[Items from a data source]
○ ○ ○ ○ ○

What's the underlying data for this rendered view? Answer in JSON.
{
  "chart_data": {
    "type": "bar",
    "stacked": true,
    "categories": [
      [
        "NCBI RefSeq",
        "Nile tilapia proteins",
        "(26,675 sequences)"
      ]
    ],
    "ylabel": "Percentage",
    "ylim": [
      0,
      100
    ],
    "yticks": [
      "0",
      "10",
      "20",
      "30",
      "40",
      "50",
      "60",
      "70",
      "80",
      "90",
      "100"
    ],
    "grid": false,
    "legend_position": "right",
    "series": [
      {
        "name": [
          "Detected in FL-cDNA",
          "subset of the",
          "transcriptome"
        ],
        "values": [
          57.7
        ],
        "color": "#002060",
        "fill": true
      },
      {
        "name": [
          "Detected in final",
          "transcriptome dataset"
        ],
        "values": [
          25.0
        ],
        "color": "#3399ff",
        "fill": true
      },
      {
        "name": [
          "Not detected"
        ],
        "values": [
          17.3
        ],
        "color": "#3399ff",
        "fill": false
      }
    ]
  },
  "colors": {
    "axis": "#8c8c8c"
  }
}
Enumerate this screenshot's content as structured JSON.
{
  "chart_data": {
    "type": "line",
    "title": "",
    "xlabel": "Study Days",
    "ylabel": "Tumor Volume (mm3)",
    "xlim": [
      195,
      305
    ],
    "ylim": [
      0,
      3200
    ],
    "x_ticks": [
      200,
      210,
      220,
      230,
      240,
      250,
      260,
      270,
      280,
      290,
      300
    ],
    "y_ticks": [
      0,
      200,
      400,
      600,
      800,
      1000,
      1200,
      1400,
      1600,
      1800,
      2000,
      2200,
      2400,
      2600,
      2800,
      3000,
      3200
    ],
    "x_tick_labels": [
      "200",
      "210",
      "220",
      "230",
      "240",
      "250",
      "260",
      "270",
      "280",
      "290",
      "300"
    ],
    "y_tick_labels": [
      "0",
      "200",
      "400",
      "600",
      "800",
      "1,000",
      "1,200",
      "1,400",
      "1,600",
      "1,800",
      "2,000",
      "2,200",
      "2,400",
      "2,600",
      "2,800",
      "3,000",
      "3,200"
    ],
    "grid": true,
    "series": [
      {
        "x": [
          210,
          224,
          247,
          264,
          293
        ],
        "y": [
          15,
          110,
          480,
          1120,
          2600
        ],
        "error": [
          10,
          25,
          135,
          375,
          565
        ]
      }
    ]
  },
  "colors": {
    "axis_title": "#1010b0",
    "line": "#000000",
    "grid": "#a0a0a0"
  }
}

○ ○ ○ ○ ○

- [ABOUT THIS TASK]: Repeat the data in full. Nothing may be dropped or altered.

- [WRITTEN RESPONSE]:
What's the underlying data for this rendered view? Answer in JSON.
{
  "chart_data": {
    "type": "bar",
    "stacked": true,
    "categories": [
      [
        "NCBI RefSeq",
        "Nile tilapia proteins",
        "(26,675 sequences)"
      ]
    ],
    "ylabel": "Percentage",
    "ylim": [
      0,
      100
    ],
    "yticks": [
      "0",
      "10",
      "20",
      "30",
      "40",
      "50",
      "60",
      "70",
      "80",
      "90",
      "100"
    ],
    "grid": false,
    "legend_position": "right",
    "series": [
      {
        "name": [
          "Detected in FL-cDNA",
          "subset of the",
          "transcriptome"
        ],
        "values": [
          57.7
        ],
        "color": "#002060",
        "fill": true
      },
      {
        "name": [
          "Detected in final",
          "transcriptome dataset"
        ],
        "values": [
          25.0
        ],
        "color": "#3399ff",
        "fill": true
      },
      {
        "name": [
          "Not detected"
        ],
        "values": [
          17.3
        ],
        "color": "#3399ff",
        "fill": false
      }
    ]
  },
  "colors": {
    "axis": "#8c8c8c"
  }
}
Enumerate this screenshot's content as structured JSON.
{
  "chart_data": {
    "type": "line",
    "title": "",
    "xlabel": "Study Days",
    "ylabel": "Tumor Volume (mm3)",
    "xlim": [
      195,
      305
    ],
    "ylim": [
      0,
      3200
    ],
    "x_ticks": [
      200,
      210,
      220,
      230,
      240,
      250,
      260,
      270,
      280,
      290,
      300
    ],
    "y_ticks": [
      0,
      200,
      400,
      600,
      800,
      1000,
      1200,
      1400,
      1600,
      1800,
      2000,
      2200,
      2400,
      2600,
      2800,
      3000,
      3200
    ],
    "x_tick_labels": [
      "200",
      "210",
      "220",
      "230",
      "240",
      "250",
      "260",
      "270",
      "280",
      "290",
      "300"
    ],
    "y_tick_labels": [
      "0",
      "200",
      "400",
      "600",
      "800",
      "1,000",
      "1,200",
      "1,400",
      "1,600",
      "1,800",
      "2,000",
      "2,200",
      "2,400",
      "2,600",
      "2,800",
      "3,000",
      "3,200"
    ],
    "grid": true,
    "series": [
      {
        "x": [
          210,
          224,
          247,
          264,
          293
        ],
        "y": [
          15,
          110,
          480,
          1120,
          2600
        ],
        "error": [
          10,
          25,
          135,
          375,
          565
        ]
      }
    ]
  },
  "colors": {
    "axis_title": "#1010b0",
    "line": "#000000",
    "grid": "#a0a0a0"
  }
}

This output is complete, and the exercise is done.